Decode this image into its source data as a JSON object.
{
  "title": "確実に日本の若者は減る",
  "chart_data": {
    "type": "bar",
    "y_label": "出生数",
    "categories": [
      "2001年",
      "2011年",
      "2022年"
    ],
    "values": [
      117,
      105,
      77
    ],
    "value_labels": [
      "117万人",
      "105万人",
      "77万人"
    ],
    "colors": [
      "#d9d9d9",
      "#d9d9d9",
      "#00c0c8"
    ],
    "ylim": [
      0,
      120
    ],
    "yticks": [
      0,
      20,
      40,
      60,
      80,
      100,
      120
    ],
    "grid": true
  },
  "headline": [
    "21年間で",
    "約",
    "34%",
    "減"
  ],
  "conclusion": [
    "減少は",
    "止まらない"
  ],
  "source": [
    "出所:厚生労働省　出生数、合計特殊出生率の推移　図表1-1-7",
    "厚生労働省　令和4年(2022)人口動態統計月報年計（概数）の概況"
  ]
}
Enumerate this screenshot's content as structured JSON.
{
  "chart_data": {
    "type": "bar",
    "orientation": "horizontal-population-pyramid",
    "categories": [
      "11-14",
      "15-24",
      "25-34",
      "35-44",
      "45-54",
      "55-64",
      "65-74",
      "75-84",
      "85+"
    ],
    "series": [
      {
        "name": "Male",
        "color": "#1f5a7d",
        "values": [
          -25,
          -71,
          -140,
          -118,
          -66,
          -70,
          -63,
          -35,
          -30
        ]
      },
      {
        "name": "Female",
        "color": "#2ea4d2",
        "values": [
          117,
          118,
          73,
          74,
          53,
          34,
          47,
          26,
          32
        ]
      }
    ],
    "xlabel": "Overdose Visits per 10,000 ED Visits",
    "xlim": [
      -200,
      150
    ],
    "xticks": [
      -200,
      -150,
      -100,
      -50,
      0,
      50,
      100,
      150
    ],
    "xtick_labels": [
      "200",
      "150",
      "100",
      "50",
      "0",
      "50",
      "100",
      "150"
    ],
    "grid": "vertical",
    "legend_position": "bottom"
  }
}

===============

Stated goal> Extract every line from the one containing "Enumerate this screenshot's" through the last line of the data, inclusive, exactly as written.

Result of the task>
Enumerate this screenshot's content as structured JSON.
{
  "chart_data": {
    "type": "bar",
    "orientation": "horizontal-population-pyramid",
    "categories": [
      "11-14",
      "15-24",
      "25-34",
      "35-44",
      "45-54",
      "55-64",
      "65-74",
      "75-84",
      "85+"
    ],
    "series": [
      {
        "name": "Male",
        "color": "#1f5a7d",
        "values": [
          -25,
          -71,
          -140,
          -118,
          -66,
          -70,
          -63,
          -35,
          -30
        ]
      },
      {
        "name": "Female",
        "color": "#2ea4d2",
        "values": [
          117,
          118,
          73,
          74,
          53,
          34,
          47,
          26,
          32
        ]
      }
    ],
    "xlabel": "Overdose Visits per 10,000 ED Visits",
    "xlim": [
      -200,
      150
    ],
    "xticks": [
      -200,
      -150,
      -100,
      -50,
      0,
      50,
      100,
      150
    ],
    "xtick_labels": [
      "200",
      "150",
      "100",
      "50",
      "0",
      "50",
      "100",
      "150"
    ],
    "grid": "vertical",
    "legend_position": "bottom"
  }
}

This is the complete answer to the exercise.